• **Objective**
Write out each entry, exactly the way it appears.

* begin Task data *

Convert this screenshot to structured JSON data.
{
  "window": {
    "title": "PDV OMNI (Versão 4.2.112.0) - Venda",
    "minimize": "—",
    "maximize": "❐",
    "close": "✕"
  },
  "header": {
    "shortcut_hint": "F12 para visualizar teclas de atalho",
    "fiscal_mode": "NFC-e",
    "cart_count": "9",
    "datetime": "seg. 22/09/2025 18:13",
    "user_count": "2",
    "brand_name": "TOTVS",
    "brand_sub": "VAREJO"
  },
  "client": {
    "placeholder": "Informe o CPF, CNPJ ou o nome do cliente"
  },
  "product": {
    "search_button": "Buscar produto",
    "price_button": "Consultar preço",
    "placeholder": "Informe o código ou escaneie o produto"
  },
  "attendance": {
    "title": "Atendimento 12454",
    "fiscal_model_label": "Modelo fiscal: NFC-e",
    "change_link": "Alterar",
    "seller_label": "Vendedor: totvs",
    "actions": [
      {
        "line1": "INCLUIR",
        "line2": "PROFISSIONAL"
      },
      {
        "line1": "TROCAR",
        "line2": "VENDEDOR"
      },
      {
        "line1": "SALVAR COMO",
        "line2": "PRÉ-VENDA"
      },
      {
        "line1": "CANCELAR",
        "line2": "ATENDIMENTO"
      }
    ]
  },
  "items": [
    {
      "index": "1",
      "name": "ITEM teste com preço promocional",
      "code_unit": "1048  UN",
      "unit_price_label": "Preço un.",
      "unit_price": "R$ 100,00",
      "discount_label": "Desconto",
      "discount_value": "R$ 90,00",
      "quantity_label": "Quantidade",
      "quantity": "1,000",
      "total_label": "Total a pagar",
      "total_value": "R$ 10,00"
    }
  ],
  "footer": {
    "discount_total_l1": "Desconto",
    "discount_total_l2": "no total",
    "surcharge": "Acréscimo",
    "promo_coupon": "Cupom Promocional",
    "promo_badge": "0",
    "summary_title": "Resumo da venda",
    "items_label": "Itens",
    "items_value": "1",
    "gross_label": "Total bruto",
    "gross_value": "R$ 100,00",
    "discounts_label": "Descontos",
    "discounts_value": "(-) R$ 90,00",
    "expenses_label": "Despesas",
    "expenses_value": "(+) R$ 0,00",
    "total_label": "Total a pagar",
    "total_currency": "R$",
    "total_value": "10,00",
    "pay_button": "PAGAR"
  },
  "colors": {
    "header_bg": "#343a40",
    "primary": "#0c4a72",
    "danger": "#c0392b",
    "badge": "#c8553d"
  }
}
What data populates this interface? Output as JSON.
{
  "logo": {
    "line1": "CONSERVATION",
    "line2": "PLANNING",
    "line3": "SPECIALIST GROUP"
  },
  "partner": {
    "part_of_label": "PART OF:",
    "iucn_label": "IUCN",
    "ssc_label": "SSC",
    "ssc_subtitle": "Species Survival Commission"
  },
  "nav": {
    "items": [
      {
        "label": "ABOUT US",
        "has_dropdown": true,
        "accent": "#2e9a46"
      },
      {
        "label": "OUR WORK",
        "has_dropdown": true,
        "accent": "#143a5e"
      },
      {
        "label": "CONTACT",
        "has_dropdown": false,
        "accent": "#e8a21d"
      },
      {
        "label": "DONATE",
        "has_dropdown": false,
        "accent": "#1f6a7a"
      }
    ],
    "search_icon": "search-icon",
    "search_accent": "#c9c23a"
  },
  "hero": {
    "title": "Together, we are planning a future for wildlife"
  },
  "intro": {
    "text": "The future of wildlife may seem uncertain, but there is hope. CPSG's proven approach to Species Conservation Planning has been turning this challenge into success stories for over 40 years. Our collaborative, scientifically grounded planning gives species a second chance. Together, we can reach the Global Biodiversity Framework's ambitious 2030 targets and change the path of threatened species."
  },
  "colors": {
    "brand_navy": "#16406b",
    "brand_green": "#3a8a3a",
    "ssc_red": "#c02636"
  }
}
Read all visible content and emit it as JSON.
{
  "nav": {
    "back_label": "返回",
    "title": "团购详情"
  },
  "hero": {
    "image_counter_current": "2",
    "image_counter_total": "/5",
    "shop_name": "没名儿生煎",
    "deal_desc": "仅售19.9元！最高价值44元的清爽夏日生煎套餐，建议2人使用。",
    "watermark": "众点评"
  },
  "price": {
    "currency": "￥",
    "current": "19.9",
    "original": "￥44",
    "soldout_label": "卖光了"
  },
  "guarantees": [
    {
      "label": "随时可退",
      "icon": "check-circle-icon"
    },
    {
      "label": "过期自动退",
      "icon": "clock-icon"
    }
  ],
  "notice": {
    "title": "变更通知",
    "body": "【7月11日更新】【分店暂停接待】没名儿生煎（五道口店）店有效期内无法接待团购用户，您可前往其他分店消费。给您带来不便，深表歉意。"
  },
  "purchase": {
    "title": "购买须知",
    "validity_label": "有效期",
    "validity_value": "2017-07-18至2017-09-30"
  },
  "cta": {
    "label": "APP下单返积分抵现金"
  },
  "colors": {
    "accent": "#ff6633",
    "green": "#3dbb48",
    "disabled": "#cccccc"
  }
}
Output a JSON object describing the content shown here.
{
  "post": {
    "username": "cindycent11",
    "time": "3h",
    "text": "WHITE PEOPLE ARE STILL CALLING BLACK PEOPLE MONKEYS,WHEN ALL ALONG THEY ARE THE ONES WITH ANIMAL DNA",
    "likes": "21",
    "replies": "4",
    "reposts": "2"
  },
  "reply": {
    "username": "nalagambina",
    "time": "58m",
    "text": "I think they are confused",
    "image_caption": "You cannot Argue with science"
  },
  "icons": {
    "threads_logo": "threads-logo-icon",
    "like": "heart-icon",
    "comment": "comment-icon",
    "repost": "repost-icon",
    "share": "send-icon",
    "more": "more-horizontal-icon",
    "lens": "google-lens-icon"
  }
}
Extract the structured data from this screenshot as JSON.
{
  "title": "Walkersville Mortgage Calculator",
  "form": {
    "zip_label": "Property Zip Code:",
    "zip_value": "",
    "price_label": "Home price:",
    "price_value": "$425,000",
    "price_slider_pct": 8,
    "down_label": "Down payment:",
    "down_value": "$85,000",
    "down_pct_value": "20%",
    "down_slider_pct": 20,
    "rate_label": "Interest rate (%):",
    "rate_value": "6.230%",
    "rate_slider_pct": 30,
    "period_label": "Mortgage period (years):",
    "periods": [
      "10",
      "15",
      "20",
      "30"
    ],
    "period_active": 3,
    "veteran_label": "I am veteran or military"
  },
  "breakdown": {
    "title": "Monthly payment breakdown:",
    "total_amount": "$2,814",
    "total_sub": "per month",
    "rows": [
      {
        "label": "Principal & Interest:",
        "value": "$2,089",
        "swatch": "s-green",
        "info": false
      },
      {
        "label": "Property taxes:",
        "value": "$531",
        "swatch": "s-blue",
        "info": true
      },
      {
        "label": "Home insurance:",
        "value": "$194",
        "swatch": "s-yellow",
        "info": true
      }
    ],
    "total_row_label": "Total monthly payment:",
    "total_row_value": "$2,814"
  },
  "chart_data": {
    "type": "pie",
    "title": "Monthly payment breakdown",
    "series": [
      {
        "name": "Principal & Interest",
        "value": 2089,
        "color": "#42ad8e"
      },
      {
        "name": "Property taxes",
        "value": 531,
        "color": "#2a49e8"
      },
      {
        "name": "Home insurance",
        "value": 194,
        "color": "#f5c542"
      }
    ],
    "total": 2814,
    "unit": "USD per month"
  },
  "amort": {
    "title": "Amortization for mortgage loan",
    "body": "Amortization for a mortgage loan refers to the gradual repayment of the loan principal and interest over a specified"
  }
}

* end Task data *

• **Response below**
Convert this screenshot to structured JSON data.
{
  "window": {
    "title": "PDV OMNI (Versão 4.2.112.0) - Venda",
    "minimize": "—",
    "maximize": "❐",
    "close": "✕"
  },
  "header": {
    "shortcut_hint": "F12 para visualizar teclas de atalho",
    "fiscal_mode": "NFC-e",
    "cart_count": "9",
    "datetime": "seg. 22/09/2025 18:13",
    "user_count": "2",
    "brand_name": "TOTVS",
    "brand_sub": "VAREJO"
  },
  "client": {
    "placeholder": "Informe o CPF, CNPJ ou o nome do cliente"
  },
  "product": {
    "search_button": "Buscar produto",
    "price_button": "Consultar preço",
    "placeholder": "Informe o código ou escaneie o produto"
  },
  "attendance": {
    "title": "Atendimento 12454",
    "fiscal_model_label": "Modelo fiscal: NFC-e",
    "change_link": "Alterar",
    "seller_label": "Vendedor: totvs",
    "actions": [
      {
        "line1": "INCLUIR",
        "line2": "PROFISSIONAL"
      },
      {
        "line1": "TROCAR",
        "line2": "VENDEDOR"
      },
      {
        "line1": "SALVAR COMO",
        "line2": "PRÉ-VENDA"
      },
      {
        "line1": "CANCELAR",
        "line2": "ATENDIMENTO"
      }
    ]
  },
  "items": [
    {
      "index": "1",
      "name": "ITEM teste com preço promocional",
      "code_unit": "1048  UN",
      "unit_price_label": "Preço un.",
      "unit_price": "R$ 100,00",
      "discount_label": "Desconto",
      "discount_value": "R$ 90,00",
      "quantity_label": "Quantidade",
      "quantity": "1,000",
      "total_label": "Total a pagar",
      "total_value": "R$ 10,00"
    }
  ],
  "footer": {
    "discount_total_l1": "Desconto",
    "discount_total_l2": "no total",
    "surcharge": "Acréscimo",
    "promo_coupon": "Cupom Promocional",
    "promo_badge": "0",
    "summary_title": "Resumo da venda",
    "items_label": "Itens",
    "items_value": "1",
    "gross_label": "Total bruto",
    "gross_value": "R$ 100,00",
    "discounts_label": "Descontos",
    "discounts_value": "(-) R$ 90,00",
    "expenses_label": "Despesas",
    "expenses_value": "(+) R$ 0,00",
    "total_label": "Total a pagar",
    "total_currency": "R$",
    "total_value": "10,00",
    "pay_button": "PAGAR"
  },
  "colors": {
    "header_bg": "#343a40",
    "primary": "#0c4a72",
    "danger": "#c0392b",
    "badge": "#c8553d"
  }
}
What data populates this interface? Output as JSON.
{
  "logo": {
    "line1": "CONSERVATION",
    "line2": "PLANNING",
    "line3": "SPECIALIST GROUP"
  },
  "partner": {
    "part_of_label": "PART OF:",
    "iucn_label": "IUCN",
    "ssc_label": "SSC",
    "ssc_subtitle": "Species Survival Commission"
  },
  "nav": {
    "items": [
      {
        "label": "ABOUT US",
        "has_dropdown": true,
        "accent": "#2e9a46"
      },
      {
        "label": "OUR WORK",
        "has_dropdown": true,
        "accent": "#143a5e"
      },
      {
        "label": "CONTACT",
        "has_dropdown": false,
        "accent": "#e8a21d"
      },
      {
        "label": "DONATE",
        "has_dropdown": false,
        "accent": "#1f6a7a"
      }
    ],
    "search_icon": "search-icon",
    "search_accent": "#c9c23a"
  },
  "hero": {
    "title": "Together, we are planning a future for wildlife"
  },
  "intro": {
    "text": "The future of wildlife may seem uncertain, but there is hope. CPSG's proven approach to Species Conservation Planning has been turning this challenge into success stories for over 40 years. Our collaborative, scientifically grounded planning gives species a second chance. Together, we can reach the Global Biodiversity Framework's ambitious 2030 targets and change the path of threatened species."
  },
  "colors": {
    "brand_navy": "#16406b",
    "brand_green": "#3a8a3a",
    "ssc_red": "#c02636"
  }
}
Read all visible content and emit it as JSON.
{
  "nav": {
    "back_label": "返回",
    "title": "团购详情"
  },
  "hero": {
    "image_counter_current": "2",
    "image_counter_total": "/5",
    "shop_name": "没名儿生煎",
    "deal_desc": "仅售19.9元！最高价值44元的清爽夏日生煎套餐，建议2人使用。",
    "watermark": "众点评"
  },
  "price": {
    "currency": "￥",
    "current": "19.9",
    "original": "￥44",
    "soldout_label": "卖光了"
  },
  "guarantees": [
    {
      "label": "随时可退",
      "icon": "check-circle-icon"
    },
    {
      "label": "过期自动退",
      "icon": "clock-icon"
    }
  ],
  "notice": {
    "title": "变更通知",
    "body": "【7月11日更新】【分店暂停接待】没名儿生煎（五道口店）店有效期内无法接待团购用户，您可前往其他分店消费。给您带来不便，深表歉意。"
  },
  "purchase": {
    "title": "购买须知",
    "validity_label": "有效期",
    "validity_value": "2017-07-18至2017-09-30"
  },
  "cta": {
    "label": "APP下单返积分抵现金"
  },
  "colors": {
    "accent": "#ff6633",
    "green": "#3dbb48",
    "disabled": "#cccccc"
  }
}
Output a JSON object describing the content shown here.
{
  "post": {
    "username": "cindycent11",
    "time": "3h",
    "text": "WHITE PEOPLE ARE STILL CALLING BLACK PEOPLE MONKEYS,WHEN ALL ALONG THEY ARE THE ONES WITH ANIMAL DNA",
    "likes": "21",
    "replies": "4",
    "reposts": "2"
  },
  "reply": {
    "username": "nalagambina",
    "time": "58m",
    "text": "I think they are confused",
    "image_caption": "You cannot Argue with science"
  },
  "icons": {
    "threads_logo": "threads-logo-icon",
    "like": "heart-icon",
    "comment": "comment-icon",
    "repost": "repost-icon",
    "share": "send-icon",
    "more": "more-horizontal-icon",
    "lens": "google-lens-icon"
  }
}
Extract the structured data from this screenshot as JSON.
{
  "title": "Walkersville Mortgage Calculator",
  "form": {
    "zip_label": "Property Zip Code:",
    "zip_value": "",
    "price_label": "Home price:",
    "price_value": "$425,000",
    "price_slider_pct": 8,
    "down_label": "Down payment:",
    "down_value": "$85,000",
    "down_pct_value": "20%",
    "down_slider_pct": 20,
    "rate_label": "Interest rate (%):",
    "rate_value": "6.230%",
    "rate_slider_pct": 30,
    "period_label": "Mortgage period (years):",
    "periods": [
      "10",
      "15",
      "20",
      "30"
    ],
    "period_active": 3,
    "veteran_label": "I am veteran or military"
  },
  "breakdown": {
    "title": "Monthly payment breakdown:",
    "total_amount": "$2,814",
    "total_sub": "per month",
    "rows": [
      {
        "label": "Principal & Interest:",
        "value": "$2,089",
        "swatch": "s-green",
        "info": false
      },
      {
        "label": "Property taxes:",
        "value": "$531",
        "swatch": "s-blue",
        "info": true
      },
      {
        "label": "Home insurance:",
        "value": "$194",
        "swatch": "s-yellow",
        "info": true
      }
    ],
    "total_row_label": "Total monthly payment:",
    "total_row_value": "$2,814"
  },
  "chart_data": {
    "type": "pie",
    "title": "Monthly payment breakdown",
    "series": [
      {
        "name": "Principal & Interest",
        "value": 2089,
        "color": "#42ad8e"
      },
      {
        "name": "Property taxes",
        "value": 531,
        "color": "#2a49e8"
      },
      {
        "name": "Home insurance",
        "value": 194,
        "color": "#f5c542"
      }
    ],
    "total": 2814,
    "unit": "USD per month"
  },
  "amort": {
    "title": "Amortization for mortgage loan",
    "body": "Amortization for a mortgage loan refers to the gradual repayment of the loan principal and interest over a specified"
  }
}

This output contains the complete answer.